**Stated problem**
Show each line that has the string "쇼핑포인트" in it.
··· Records for the task ···
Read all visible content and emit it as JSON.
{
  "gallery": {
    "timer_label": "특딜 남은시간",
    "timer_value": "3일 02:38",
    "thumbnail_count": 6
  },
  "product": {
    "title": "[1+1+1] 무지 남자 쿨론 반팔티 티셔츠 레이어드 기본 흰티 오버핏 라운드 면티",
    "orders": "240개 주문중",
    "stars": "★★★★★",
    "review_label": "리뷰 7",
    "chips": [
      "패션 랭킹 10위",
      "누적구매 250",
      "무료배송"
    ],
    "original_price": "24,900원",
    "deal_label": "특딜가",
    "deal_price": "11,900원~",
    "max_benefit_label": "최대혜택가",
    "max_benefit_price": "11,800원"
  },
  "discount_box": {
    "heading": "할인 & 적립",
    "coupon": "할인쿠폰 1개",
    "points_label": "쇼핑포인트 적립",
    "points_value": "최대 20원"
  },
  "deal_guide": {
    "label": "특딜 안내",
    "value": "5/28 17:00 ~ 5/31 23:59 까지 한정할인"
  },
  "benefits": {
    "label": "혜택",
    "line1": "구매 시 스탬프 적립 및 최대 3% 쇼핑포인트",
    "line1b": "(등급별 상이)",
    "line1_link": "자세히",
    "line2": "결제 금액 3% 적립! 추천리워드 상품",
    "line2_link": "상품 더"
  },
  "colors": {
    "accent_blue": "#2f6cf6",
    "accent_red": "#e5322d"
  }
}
···
**Exercise output**
    "points_label": "쇼핑포인트 적립",
    "line1": "구매 시 스탬프 적립 및 최대 3% 쇼핑포인트",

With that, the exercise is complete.